[Saved entries]
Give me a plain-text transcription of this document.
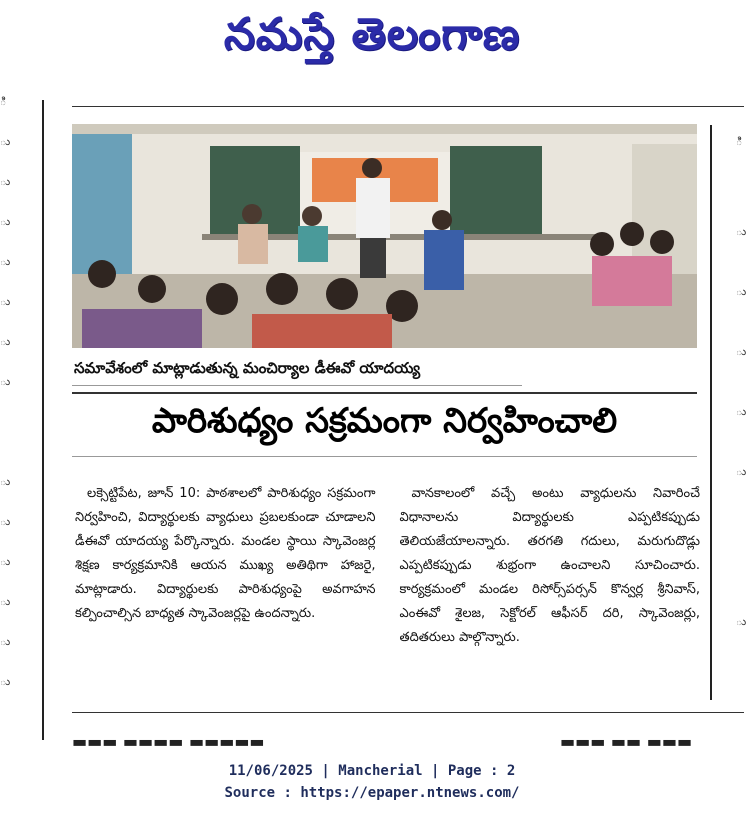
నమస్తే తెలంగాణ
ి
ు
ు
ు
ు
ు
ు
ు
ు
ు
ు
ు
ు
ు
ి
ు
ు
ు
ు
ు
ు
సమావేశంలో మాట్లాడుతున్న మంచిర్యాల డీఈవో యాదయ్య
పారిశుధ్యం సక్రమంగా నిర్వహించాలి

లక్సెట్టిపేట, జూన్ 10: పాఠశాలలో పారిశుధ్యం సక్రమంగా నిర్వహించి, విద్యార్థులకు వ్యాధులు ప్రబలకుండా చూడాలని డీఈవో యాదయ్య పేర్కొన్నారు. మండల స్థాయి స్కావెంజర్ల శిక్షణ కార్యక్రమానికి ఆయన ముఖ్య అతిథిగా హాజరై, మాట్లాడారు. విద్యార్థులకు పారిశుధ్యంపై అవగాహన కల్పించాల్సిన బాధ్యత స్కావెంజర్లపై ఉందన్నారు.

వానకాలంలో వచ్చే అంటు వ్యాధులను నివారించే విధానాలను విద్యార్థులకు ఎప్పటికప్పుడు తెలియజేయాలన్నారు. తరగతి గదులు, మరుగుదొడ్లు ఎప్పటికప్పుడు శుభ్రంగా ఉంచాలని సూచించారు. కార్యక్రమంలో మండల రిసోర్స్‌పర్సన్ కొన్వర్ల శ్రీనివాస్, ఎంఈవో శైలజ, సెక్టోరల్ ఆఫీసర్ దరి, స్కావెంజర్లు, తదితరులు పాల్గొన్నారు.

▬▬▬ ▬▬▬▬ ▬▬▬▬▬	▬▬▬ ▬▬ ▬▬▬
11/06/2025 | Mancherial | Page : 2
Source : https://epaper.ntnews.com/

WORK INSTRUCTIONS
Return the material word for word. Pictures are not part of the copy.

RESPONSE TO THIS TASK
Give me a plain-text transcription of this document.
నమస్తే తెలంగాణ
ి
ు
ు
ు
ు
ు
ు
ు
ు
ు
ు
ు
ు
ు
ి
ు
ు
ు
ు
ు
ు
సమావేశంలో మాట్లాడుతున్న మంచిర్యాల డీఈవో యాదయ్య
పారిశుధ్యం సక్రమంగా నిర్వహించాలి

లక్సెట్టిపేట, జూన్ 10: పాఠశాలలో పారిశుధ్యం సక్రమంగా నిర్వహించి, విద్యార్థులకు వ్యాధులు ప్రబలకుండా చూడాలని డీఈవో యాదయ్య పేర్కొన్నారు. మండల స్థాయి స్కావెంజర్ల శిక్షణ కార్యక్రమానికి ఆయన ముఖ్య అతిథిగా హాజరై, మాట్లాడారు. విద్యార్థులకు పారిశుధ్యంపై అవగాహన కల్పించాల్సిన బాధ్యత స్కావెంజర్లపై ఉందన్నారు.

వానకాలంలో వచ్చే అంటు వ్యాధులను నివారించే విధానాలను విద్యార్థులకు ఎప్పటికప్పుడు తెలియజేయాలన్నారు. తరగతి గదులు, మరుగుదొడ్లు ఎప్పటికప్పుడు శుభ్రంగా ఉంచాలని సూచించారు. కార్యక్రమంలో మండల రిసోర్స్‌పర్సన్ కొన్వర్ల శ్రీనివాస్, ఎంఈవో శైలజ, సెక్టోరల్ ఆఫీసర్ దరి, స్కావెంజర్లు, తదితరులు పాల్గొన్నారు.

▬▬▬ ▬▬▬▬ ▬▬▬▬▬	▬▬▬ ▬▬ ▬▬▬
11/06/2025 | Mancherial | Page : 2
Source : https://epaper.ntnews.com/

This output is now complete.